• **Your instructions**
Your copy of the material below should match it exactly, except that it holds no pictures.

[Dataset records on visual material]

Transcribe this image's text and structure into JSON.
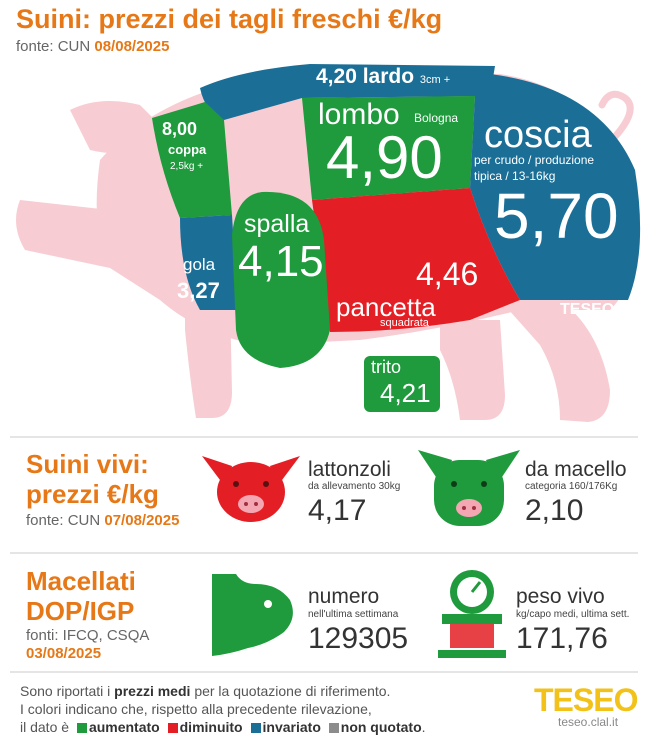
{
  "header": {
    "title": "Suini: prezzi dei tagli freschi €/kg",
    "source_label": "fonte: CUN",
    "source_date": "08/08/2025"
  },
  "cuts": {
    "lardo": {
      "value": "4,20",
      "name": "lardo",
      "detail": "3cm +"
    },
    "coppa": {
      "value": "8,00",
      "name": "coppa",
      "detail": "2,5kg +"
    },
    "lombo": {
      "name": "lombo",
      "detail": "Bologna",
      "value": "4,90"
    },
    "coscia": {
      "name": "coscia",
      "detail_line1": "per crudo / produzione",
      "detail_line2": "tipica / 13-16kg",
      "value": "5,70"
    },
    "gola": {
      "name": "gola",
      "value": "3,27"
    },
    "spalla": {
      "name": "spalla",
      "value": "4,15"
    },
    "pancetta": {
      "value": "4,46",
      "name": "pancetta",
      "detail": "squadrata"
    },
    "trito": {
      "name": "trito",
      "value": "4,21"
    },
    "watermark": "TESEO"
  },
  "live_pigs": {
    "title_line1": "Suini vivi:",
    "title_line2": "prezzi €/kg",
    "source_label": "fonte: CUN",
    "source_date": "07/08/2025",
    "lattonzoli": {
      "name": "lattonzoli",
      "detail": "da allevamento 30kg",
      "value": "4,17"
    },
    "macello": {
      "name": "da macello",
      "detail": "categoria 160/176Kg",
      "value": "2,10"
    }
  },
  "slaughtered": {
    "title_line1": "Macellati",
    "title_line2": "DOP/IGP",
    "source_label": "fonti: IFCQ, CSQA",
    "date": "03/08/2025",
    "numero": {
      "name": "numero",
      "detail": "nell'ultima settimana",
      "value": "129305"
    },
    "peso": {
      "name": "peso vivo",
      "detail": "kg/capo medi, ultima sett.",
      "value": "171,76"
    }
  },
  "footer": {
    "line1_pre": "Sono riportati i",
    "line1_bold": "prezzi medi",
    "line1_post": "per la quotazione di riferimento.",
    "line2": "I colori indicano che, rispetto alla precedente rilevazione,",
    "line3_pre": "il dato è",
    "legend": [
      {
        "label": "aumentato",
        "color": "#1f9a3c"
      },
      {
        "label": "diminuito",
        "color": "#e31e24"
      },
      {
        "label": "invariato",
        "color": "#1b6f97"
      },
      {
        "label": "non quotato",
        "color": "#8c8c8c"
      }
    ],
    "brand": "TESEO",
    "brand_url": "teseo.clal.it"
  },
  "colors": {
    "up": "#1f9a3c",
    "down": "#e31e24",
    "same": "#1b6f97",
    "pig_pink": "#f7cdd3",
    "accent": "#e67817"
  }
}
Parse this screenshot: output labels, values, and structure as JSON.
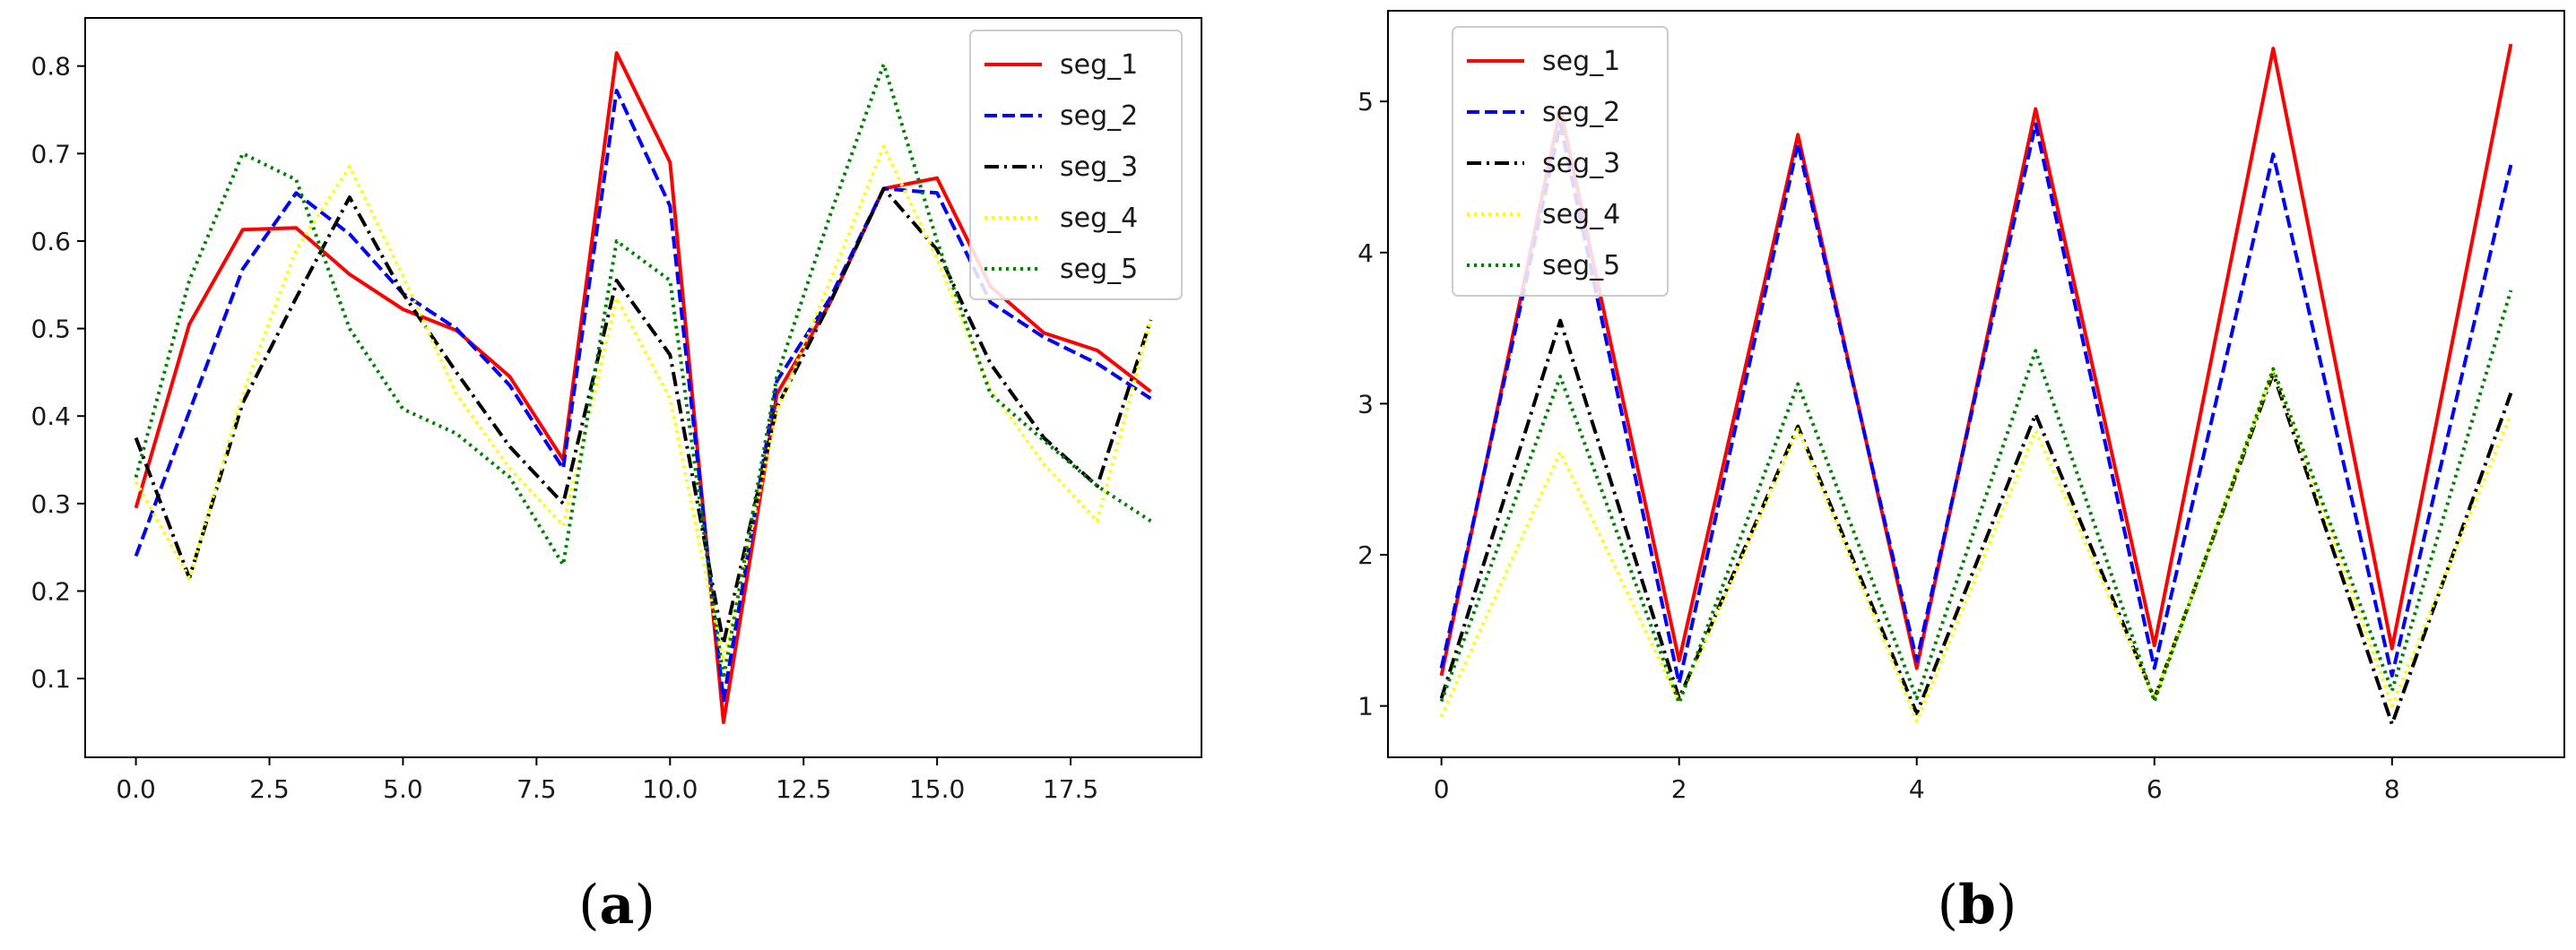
{
  "chart_data": [
    {
      "type": "line",
      "caption_open": "(",
      "caption_letter": "a",
      "caption_close": ")",
      "title": "",
      "xlabel": "",
      "ylabel": "",
      "xlim": [
        -0.95,
        19.95
      ],
      "ylim": [
        0.01,
        0.855
      ],
      "xticks": [
        0,
        2.5,
        5,
        7.5,
        10,
        12.5,
        15,
        17.5
      ],
      "xtick_labels": [
        "0.0",
        "2.5",
        "5.0",
        "7.5",
        "10.0",
        "12.5",
        "15.0",
        "17.5"
      ],
      "yticks": [
        0.1,
        0.2,
        0.3,
        0.4,
        0.5,
        0.6,
        0.7,
        0.8
      ],
      "ytick_labels": [
        "0.1",
        "0.2",
        "0.3",
        "0.4",
        "0.5",
        "0.6",
        "0.7",
        "0.8"
      ],
      "grid": false,
      "legend_position": "top-right",
      "x": [
        0,
        1,
        2,
        3,
        4,
        5,
        6,
        7,
        8,
        9,
        10,
        11,
        12,
        13,
        14,
        15,
        16,
        17,
        18,
        19
      ],
      "series": [
        {
          "name": "seg_1",
          "color": "#ff0000",
          "style": "solid",
          "values": [
            0.295,
            0.505,
            0.613,
            0.615,
            0.562,
            0.522,
            0.498,
            0.445,
            0.35,
            0.815,
            0.69,
            0.05,
            0.425,
            0.53,
            0.66,
            0.672,
            0.548,
            0.495,
            0.475,
            0.428
          ]
        },
        {
          "name": "seg_2",
          "color": "#0000ff",
          "style": "dashed",
          "values": [
            0.24,
            0.405,
            0.568,
            0.655,
            0.608,
            0.54,
            0.5,
            0.435,
            0.34,
            0.772,
            0.64,
            0.075,
            0.44,
            0.535,
            0.66,
            0.655,
            0.53,
            0.49,
            0.46,
            0.42
          ]
        },
        {
          "name": "seg_3",
          "color": "#000000",
          "style": "dashdot",
          "values": [
            0.375,
            0.215,
            0.415,
            0.535,
            0.65,
            0.54,
            0.45,
            0.365,
            0.3,
            0.555,
            0.47,
            0.14,
            0.41,
            0.53,
            0.66,
            0.59,
            0.46,
            0.375,
            0.32,
            0.51
          ]
        },
        {
          "name": "seg_4",
          "color": "#ffff00",
          "style": "dotted",
          "values": [
            0.325,
            0.215,
            0.425,
            0.59,
            0.685,
            0.56,
            0.425,
            0.34,
            0.275,
            0.535,
            0.42,
            0.12,
            0.405,
            0.555,
            0.708,
            0.58,
            0.43,
            0.345,
            0.28,
            0.51
          ]
        },
        {
          "name": "seg_5",
          "color": "#008000",
          "style": "dotted",
          "values": [
            0.33,
            0.555,
            0.7,
            0.67,
            0.5,
            0.408,
            0.38,
            0.33,
            0.23,
            0.6,
            0.555,
            0.1,
            0.445,
            0.63,
            0.802,
            0.6,
            0.425,
            0.372,
            0.32,
            0.28
          ]
        }
      ]
    },
    {
      "type": "line",
      "caption_open": "(",
      "caption_letter": "b",
      "caption_close": ")",
      "title": "",
      "xlabel": "",
      "ylabel": "",
      "xlim": [
        -0.45,
        9.45
      ],
      "ylim": [
        0.66,
        5.6
      ],
      "xticks": [
        0,
        2,
        4,
        6,
        8
      ],
      "xtick_labels": [
        "0",
        "2",
        "4",
        "6",
        "8"
      ],
      "yticks": [
        1,
        2,
        3,
        4,
        5
      ],
      "ytick_labels": [
        "1",
        "2",
        "3",
        "4",
        "5"
      ],
      "grid": false,
      "legend_position": "top-left",
      "x": [
        0,
        1,
        2,
        3,
        4,
        5,
        6,
        7,
        8,
        9
      ],
      "series": [
        {
          "name": "seg_1",
          "color": "#ff0000",
          "style": "solid",
          "values": [
            1.2,
            4.95,
            1.3,
            4.78,
            1.25,
            4.95,
            1.4,
            5.35,
            1.38,
            5.38
          ]
        },
        {
          "name": "seg_2",
          "color": "#0000ff",
          "style": "dashed",
          "values": [
            1.25,
            4.85,
            1.15,
            4.72,
            1.3,
            4.85,
            1.25,
            4.65,
            1.2,
            4.58
          ]
        },
        {
          "name": "seg_3",
          "color": "#000000",
          "style": "dashdot",
          "values": [
            1.05,
            3.55,
            1.05,
            2.85,
            0.95,
            2.93,
            1.05,
            3.2,
            0.88,
            3.07
          ]
        },
        {
          "name": "seg_4",
          "color": "#ffff00",
          "style": "dotted",
          "values": [
            0.93,
            2.68,
            1.03,
            2.83,
            0.9,
            2.82,
            1.05,
            3.22,
            1.0,
            2.93
          ]
        },
        {
          "name": "seg_5",
          "color": "#008000",
          "style": "dotted",
          "values": [
            1.03,
            3.18,
            1.02,
            3.13,
            1.05,
            3.35,
            1.03,
            3.23,
            1.1,
            3.75
          ]
        }
      ]
    }
  ]
}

• **Finished answer**
Transcribe this image's text and structure into JSON.
{
  "header": {
    "title": "Suini: prezzi dei tagli freschi €/kg",
    "source_label": "fonte: CUN",
    "source_date": "08/08/2025"
  },
  "cuts": {
    "lardo": {
      "value": "4,20",
      "name": "lardo",
      "detail": "3cm +"
    },
    "coppa": {
      "value": "8,00",
      "name": "coppa",
      "detail": "2,5kg +"
    },
    "lombo": {
      "name": "lombo",
      "detail": "Bologna",
      "value": "4,90"
    },
    "coscia": {
      "name": "coscia",
      "detail_line1": "per crudo / produzione",
      "detail_line2": "tipica / 13-16kg",
      "value": "5,70"
    },
    "gola": {
      "name": "gola",
      "value": "3,27"
    },
    "spalla": {
      "name": "spalla",
      "value": "4,15"
    },
    "pancetta": {
      "value": "4,46",
      "name": "pancetta",
      "detail": "squadrata"
    },
    "trito": {
      "name": "trito",
      "value": "4,21"
    },
    "watermark": "TESEO"
  },
  "live_pigs": {
    "title_line1": "Suini vivi:",
    "title_line2": "prezzi €/kg",
    "source_label": "fonte: CUN",
    "source_date": "07/08/2025",
    "lattonzoli": {
      "name": "lattonzoli",
      "detail": "da allevamento 30kg",
      "value": "4,17"
    },
    "macello": {
      "name": "da macello",
      "detail": "categoria 160/176Kg",
      "value": "2,10"
    }
  },
  "slaughtered": {
    "title_line1": "Macellati",
    "title_line2": "DOP/IGP",
    "source_label": "fonti: IFCQ, CSQA",
    "date": "03/08/2025",
    "numero": {
      "name": "numero",
      "detail": "nell'ultima settimana",
      "value": "129305"
    },
    "peso": {
      "name": "peso vivo",
      "detail": "kg/capo medi, ultima sett.",
      "value": "171,76"
    }
  },
  "footer": {
    "line1_pre": "Sono riportati i",
    "line1_bold": "prezzi medi",
    "line1_post": "per la quotazione di riferimento.",
    "line2": "I colori indicano che, rispetto alla precedente rilevazione,",
    "line3_pre": "il dato è",
    "legend": [
      {
        "label": "aumentato",
        "color": "#1f9a3c"
      },
      {
        "label": "diminuito",
        "color": "#e31e24"
      },
      {
        "label": "invariato",
        "color": "#1b6f97"
      },
      {
        "label": "non quotato",
        "color": "#8c8c8c"
      }
    ],
    "brand": "TESEO",
    "brand_url": "teseo.clal.it"
  },
  "colors": {
    "up": "#1f9a3c",
    "down": "#e31e24",
    "same": "#1b6f97",
    "pig_pink": "#f7cdd3",
    "accent": "#e67817"
  }
}
Parse this screenshot: output labels, values, and structure as JSON.
{
  "chart_data": [
    {
      "type": "line",
      "caption_open": "(",
      "caption_letter": "a",
      "caption_close": ")",
      "title": "",
      "xlabel": "",
      "ylabel": "",
      "xlim": [
        -0.95,
        19.95
      ],
      "ylim": [
        0.01,
        0.855
      ],
      "xticks": [
        0,
        2.5,
        5,
        7.5,
        10,
        12.5,
        15,
        17.5
      ],
      "xtick_labels": [
        "0.0",
        "2.5",
        "5.0",
        "7.5",
        "10.0",
        "12.5",
        "15.0",
        "17.5"
      ],
      "yticks": [
        0.1,
        0.2,
        0.3,
        0.4,
        0.5,
        0.6,
        0.7,
        0.8
      ],
      "ytick_labels": [
        "0.1",
        "0.2",
        "0.3",
        "0.4",
        "0.5",
        "0.6",
        "0.7",
        "0.8"
      ],
      "grid": false,
      "legend_position": "top-right",
      "x": [
        0,
        1,
        2,
        3,
        4,
        5,
        6,
        7,
        8,
        9,
        10,
        11,
        12,
        13,
        14,
        15,
        16,
        17,
        18,
        19
      ],
      "series": [
        {
          "name": "seg_1",
          "color": "#ff0000",
          "style": "solid",
          "values": [
            0.295,
            0.505,
            0.613,
            0.615,
            0.562,
            0.522,
            0.498,
            0.445,
            0.35,
            0.815,
            0.69,
            0.05,
            0.425,
            0.53,
            0.66,
            0.672,
            0.548,
            0.495,
            0.475,
            0.428
          ]
        },
        {
          "name": "seg_2",
          "color": "#0000ff",
          "style": "dashed",
          "values": [
            0.24,
            0.405,
            0.568,
            0.655,
            0.608,
            0.54,
            0.5,
            0.435,
            0.34,
            0.772,
            0.64,
            0.075,
            0.44,
            0.535,
            0.66,
            0.655,
            0.53,
            0.49,
            0.46,
            0.42
          ]
        },
        {
          "name": "seg_3",
          "color": "#000000",
          "style": "dashdot",
          "values": [
            0.375,
            0.215,
            0.415,
            0.535,
            0.65,
            0.54,
            0.45,
            0.365,
            0.3,
            0.555,
            0.47,
            0.14,
            0.41,
            0.53,
            0.66,
            0.59,
            0.46,
            0.375,
            0.32,
            0.51
          ]
        },
        {
          "name": "seg_4",
          "color": "#ffff00",
          "style": "dotted",
          "values": [
            0.325,
            0.215,
            0.425,
            0.59,
            0.685,
            0.56,
            0.425,
            0.34,
            0.275,
            0.535,
            0.42,
            0.12,
            0.405,
            0.555,
            0.708,
            0.58,
            0.43,
            0.345,
            0.28,
            0.51
          ]
        },
        {
          "name": "seg_5",
          "color": "#008000",
          "style": "dotted",
          "values": [
            0.33,
            0.555,
            0.7,
            0.67,
            0.5,
            0.408,
            0.38,
            0.33,
            0.23,
            0.6,
            0.555,
            0.1,
            0.445,
            0.63,
            0.802,
            0.6,
            0.425,
            0.372,
            0.32,
            0.28
          ]
        }
      ]
    },
    {
      "type": "line",
      "caption_open": "(",
      "caption_letter": "b",
      "caption_close": ")",
      "title": "",
      "xlabel": "",
      "ylabel": "",
      "xlim": [
        -0.45,
        9.45
      ],
      "ylim": [
        0.66,
        5.6
      ],
      "xticks": [
        0,
        2,
        4,
        6,
        8
      ],
      "xtick_labels": [
        "0",
        "2",
        "4",
        "6",
        "8"
      ],
      "yticks": [
        1,
        2,
        3,
        4,
        5
      ],
      "ytick_labels": [
        "1",
        "2",
        "3",
        "4",
        "5"
      ],
      "grid": false,
      "legend_position": "top-left",
      "x": [
        0,
        1,
        2,
        3,
        4,
        5,
        6,
        7,
        8,
        9
      ],
      "series": [
        {
          "name": "seg_1",
          "color": "#ff0000",
          "style": "solid",
          "values": [
            1.2,
            4.95,
            1.3,
            4.78,
            1.25,
            4.95,
            1.4,
            5.35,
            1.38,
            5.38
          ]
        },
        {
          "name": "seg_2",
          "color": "#0000ff",
          "style": "dashed",
          "values": [
            1.25,
            4.85,
            1.15,
            4.72,
            1.3,
            4.85,
            1.25,
            4.65,
            1.2,
            4.58
          ]
        },
        {
          "name": "seg_3",
          "color": "#000000",
          "style": "dashdot",
          "values": [
            1.05,
            3.55,
            1.05,
            2.85,
            0.95,
            2.93,
            1.05,
            3.2,
            0.88,
            3.07
          ]
        },
        {
          "name": "seg_4",
          "color": "#ffff00",
          "style": "dotted",
          "values": [
            0.93,
            2.68,
            1.03,
            2.83,
            0.9,
            2.82,
            1.05,
            3.22,
            1.0,
            2.93
          ]
        },
        {
          "name": "seg_5",
          "color": "#008000",
          "style": "dotted",
          "values": [
            1.03,
            3.18,
            1.02,
            3.13,
            1.05,
            3.35,
            1.03,
            3.23,
            1.1,
            3.75
          ]
        }
      ]
    }
  ]
}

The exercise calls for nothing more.